§ Given problem
Restate each entry word for word, leaving nothing out.

Items listed in a dataset:

---*---

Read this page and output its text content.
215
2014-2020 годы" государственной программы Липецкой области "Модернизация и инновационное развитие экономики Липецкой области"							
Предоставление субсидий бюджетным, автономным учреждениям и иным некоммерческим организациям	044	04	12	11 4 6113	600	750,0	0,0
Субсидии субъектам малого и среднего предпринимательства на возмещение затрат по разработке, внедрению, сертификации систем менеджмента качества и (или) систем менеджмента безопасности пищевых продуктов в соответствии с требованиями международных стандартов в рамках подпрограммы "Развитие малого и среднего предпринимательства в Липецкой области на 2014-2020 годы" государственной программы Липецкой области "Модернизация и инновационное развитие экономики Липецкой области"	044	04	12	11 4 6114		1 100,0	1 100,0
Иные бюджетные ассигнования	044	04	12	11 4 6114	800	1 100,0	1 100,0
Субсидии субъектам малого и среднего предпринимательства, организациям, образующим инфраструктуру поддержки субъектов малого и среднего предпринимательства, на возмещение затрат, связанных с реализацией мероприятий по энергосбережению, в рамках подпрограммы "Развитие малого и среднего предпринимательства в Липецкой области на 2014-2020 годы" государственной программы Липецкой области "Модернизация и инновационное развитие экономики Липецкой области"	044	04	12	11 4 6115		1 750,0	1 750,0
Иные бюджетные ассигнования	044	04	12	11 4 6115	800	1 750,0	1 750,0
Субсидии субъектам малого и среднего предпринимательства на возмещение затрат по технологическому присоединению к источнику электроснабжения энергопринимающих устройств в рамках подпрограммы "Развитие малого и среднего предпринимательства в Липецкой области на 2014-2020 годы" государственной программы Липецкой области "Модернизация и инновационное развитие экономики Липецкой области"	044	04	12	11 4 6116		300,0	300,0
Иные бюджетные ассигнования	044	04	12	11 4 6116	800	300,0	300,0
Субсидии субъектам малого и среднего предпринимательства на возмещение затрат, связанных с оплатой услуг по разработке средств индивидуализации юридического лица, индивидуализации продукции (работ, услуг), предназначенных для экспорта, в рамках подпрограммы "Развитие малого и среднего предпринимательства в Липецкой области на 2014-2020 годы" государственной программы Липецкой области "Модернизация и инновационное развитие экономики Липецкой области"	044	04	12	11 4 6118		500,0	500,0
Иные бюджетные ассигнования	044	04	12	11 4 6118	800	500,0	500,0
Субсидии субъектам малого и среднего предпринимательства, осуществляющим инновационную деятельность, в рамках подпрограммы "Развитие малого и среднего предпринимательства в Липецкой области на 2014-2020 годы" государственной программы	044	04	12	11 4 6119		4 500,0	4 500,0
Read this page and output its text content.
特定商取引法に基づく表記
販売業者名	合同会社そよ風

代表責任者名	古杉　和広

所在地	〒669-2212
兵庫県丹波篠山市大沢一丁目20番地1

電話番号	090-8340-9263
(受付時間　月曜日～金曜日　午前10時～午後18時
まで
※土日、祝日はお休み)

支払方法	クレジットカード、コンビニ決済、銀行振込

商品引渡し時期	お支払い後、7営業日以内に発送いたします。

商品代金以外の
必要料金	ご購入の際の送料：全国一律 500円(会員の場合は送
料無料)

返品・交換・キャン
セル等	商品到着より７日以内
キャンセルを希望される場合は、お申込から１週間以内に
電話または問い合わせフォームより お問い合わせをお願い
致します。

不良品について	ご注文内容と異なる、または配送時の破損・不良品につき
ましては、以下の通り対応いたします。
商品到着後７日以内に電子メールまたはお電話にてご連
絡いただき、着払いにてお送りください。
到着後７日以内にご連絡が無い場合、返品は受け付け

---*---

§ Expected answer
Read this page and output its text content.
215
2014-2020 годы" государственной программы Липецкой области "Модернизация и инновационное развитие экономики Липецкой области"							
Предоставление субсидий бюджетным, автономным учреждениям и иным некоммерческим организациям	044	04	12	11 4 6113	600	750,0	0,0
Субсидии субъектам малого и среднего предпринимательства на возмещение затрат по разработке, внедрению, сертификации систем менеджмента качества и (или) систем менеджмента безопасности пищевых продуктов в соответствии с требованиями международных стандартов в рамках подпрограммы "Развитие малого и среднего предпринимательства в Липецкой области на 2014-2020 годы" государственной программы Липецкой области "Модернизация и инновационное развитие экономики Липецкой области"	044	04	12	11 4 6114		1 100,0	1 100,0
Иные бюджетные ассигнования	044	04	12	11 4 6114	800	1 100,0	1 100,0
Субсидии субъектам малого и среднего предпринимательства, организациям, образующим инфраструктуру поддержки субъектов малого и среднего предпринимательства, на возмещение затрат, связанных с реализацией мероприятий по энергосбережению, в рамках подпрограммы "Развитие малого и среднего предпринимательства в Липецкой области на 2014-2020 годы" государственной программы Липецкой области "Модернизация и инновационное развитие экономики Липецкой области"	044	04	12	11 4 6115		1 750,0	1 750,0
Иные бюджетные ассигнования	044	04	12	11 4 6115	800	1 750,0	1 750,0
Субсидии субъектам малого и среднего предпринимательства на возмещение затрат по технологическому присоединению к источнику электроснабжения энергопринимающих устройств в рамках подпрограммы "Развитие малого и среднего предпринимательства в Липецкой области на 2014-2020 годы" государственной программы Липецкой области "Модернизация и инновационное развитие экономики Липецкой области"	044	04	12	11 4 6116		300,0	300,0
Иные бюджетные ассигнования	044	04	12	11 4 6116	800	300,0	300,0
Субсидии субъектам малого и среднего предпринимательства на возмещение затрат, связанных с оплатой услуг по разработке средств индивидуализации юридического лица, индивидуализации продукции (работ, услуг), предназначенных для экспорта, в рамках подпрограммы "Развитие малого и среднего предпринимательства в Липецкой области на 2014-2020 годы" государственной программы Липецкой области "Модернизация и инновационное развитие экономики Липецкой области"	044	04	12	11 4 6118		500,0	500,0
Иные бюджетные ассигнования	044	04	12	11 4 6118	800	500,0	500,0
Субсидии субъектам малого и среднего предпринимательства, осуществляющим инновационную деятельность, в рамках подпрограммы "Развитие малого и среднего предпринимательства в Липецкой области на 2014-2020 годы" государственной программы	044	04	12	11 4 6119		4 500,0	4 500,0
Read this page and output its text content.
特定商取引法に基づく表記
販売業者名	合同会社そよ風

代表責任者名	古杉　和広

所在地	〒669-2212
兵庫県丹波篠山市大沢一丁目20番地1

電話番号	090-8340-9263
(受付時間　月曜日～金曜日　午前10時～午後18時
まで
※土日、祝日はお休み)

支払方法	クレジットカード、コンビニ決済、銀行振込

商品引渡し時期	お支払い後、7営業日以内に発送いたします。

商品代金以外の
必要料金	ご購入の際の送料：全国一律 500円(会員の場合は送
料無料)

返品・交換・キャン
セル等	商品到着より７日以内
キャンセルを希望される場合は、お申込から１週間以内に
電話または問い合わせフォームより お問い合わせをお願い
致します。

不良品について	ご注文内容と異なる、または配送時の破損・不良品につき
ましては、以下の通り対応いたします。
商品到着後７日以内に電子メールまたはお電話にてご連
絡いただき、着払いにてお送りください。
到着後７日以内にご連絡が無い場合、返品は受け付け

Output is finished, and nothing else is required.